Your instructions - Which lines have the string "tàng"? Copy all of them from the entries below.

- - - - -

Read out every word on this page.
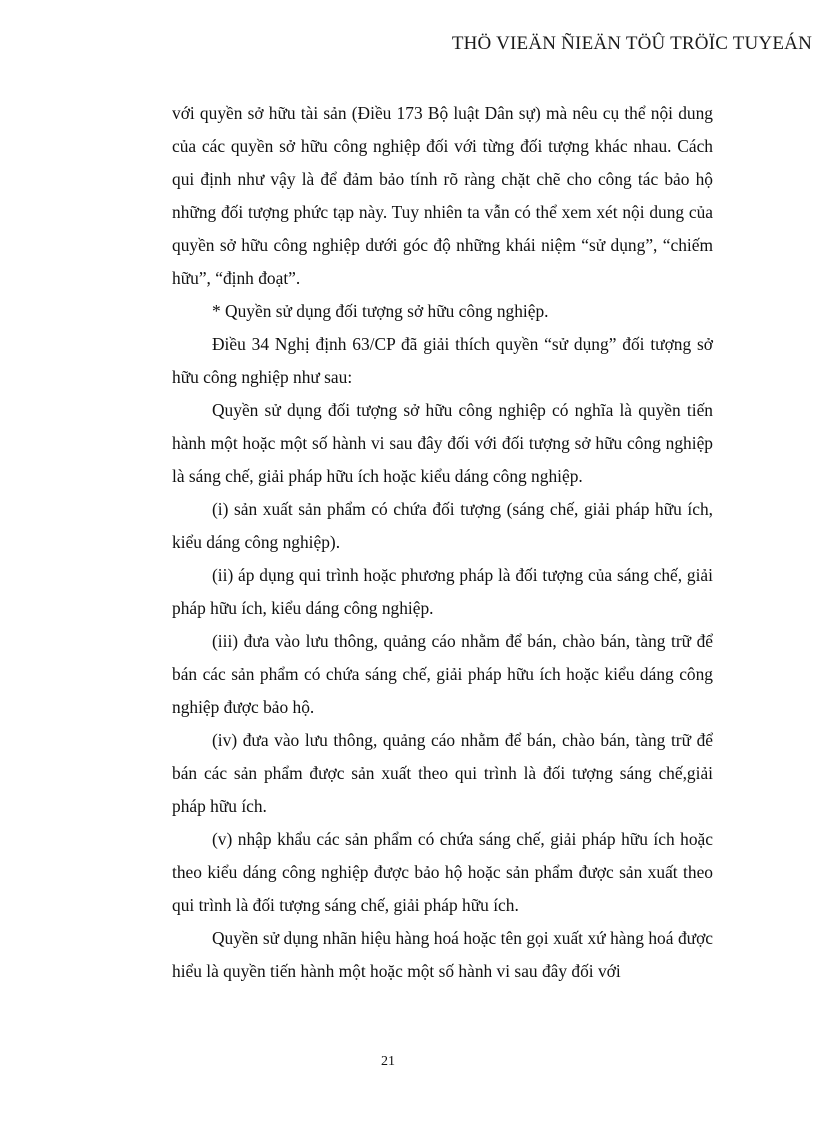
THÖ VIEÄN ÑIEÄN TÖÛ TRÖÏC TUYEÁN

với quyền sở hữu tài sản (Điều 173 Bộ luật Dân sự) mà nêu cụ thể nội dung của các quyền sở hữu công nghiệp đối với từng đối tượng khác nhau. Cách qui định như vậy là để đảm bảo tính rõ ràng chặt chẽ cho công tác bảo hộ những đối tượng phức tạp này. Tuy nhiên ta vẫn có thể xem xét nội dung của quyền sở hữu công nghiệp dưới góc độ những khái niệm “sử dụng”, “chiếm hữu”, “định đoạt”.

* Quyền sử dụng đối tượng sở hữu công nghiệp.

Điều 34 Nghị định 63/CP đã giải thích quyền “sử dụng” đối tượng sở hữu công nghiệp như sau:

Quyền sử dụng đối tượng sở hữu công nghiệp có nghĩa là quyền tiến hành một hoặc một số hành vi sau đây đối với đối tượng sở hữu công nghiệp là sáng chế, giải pháp hữu ích hoặc kiểu dáng công nghiệp.

(i) sản xuất sản phẩm có chứa đối tượng (sáng chế, giải pháp hữu ích, kiểu dáng công nghiệp).

(ii) áp dụng qui trình hoặc phương pháp là đối tượng của sáng chế, giải pháp hữu ích, kiểu dáng công nghiệp.

(iii) đưa vào lưu thông, quảng cáo nhằm để bán, chào bán, tàng trữ để bán các sản phẩm có chứa sáng chế, giải pháp hữu ích hoặc kiểu dáng công nghiệp được bảo hộ.

(iv) đưa vào lưu thông, quảng cáo nhằm để bán, chào bán, tàng trữ để bán các sản phẩm được sản xuất theo qui trình là đối tượng sáng chế,giải pháp hữu ích.

(v) nhập khẩu các sản phẩm có chứa sáng chế, giải pháp hữu ích hoặc theo kiểu dáng công nghiệp được bảo hộ hoặc sản phẩm được sản xuất theo qui trình là đối tượng sáng chế, giải pháp hữu ích.

Quyền sử dụng nhãn hiệu hàng hoá hoặc tên gọi xuất xứ hàng hoá được hiểu là quyền tiến hành một hoặc một số hành vi sau đây đối với

21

- - - - -

Task output -
(iii) đưa vào lưu thông, quảng cáo nhằm để bán, chào bán, tàng trữ để bán các sản phẩm có chứa sáng chế, giải pháp hữu ích hoặc kiểu dáng công nghiệp được bảo hộ.
(iv) đưa vào lưu thông, quảng cáo nhằm để bán, chào bán, tàng trữ để bán các sản phẩm được sản xuất theo qui trình là đối tượng sáng chế,giải pháp hữu ích.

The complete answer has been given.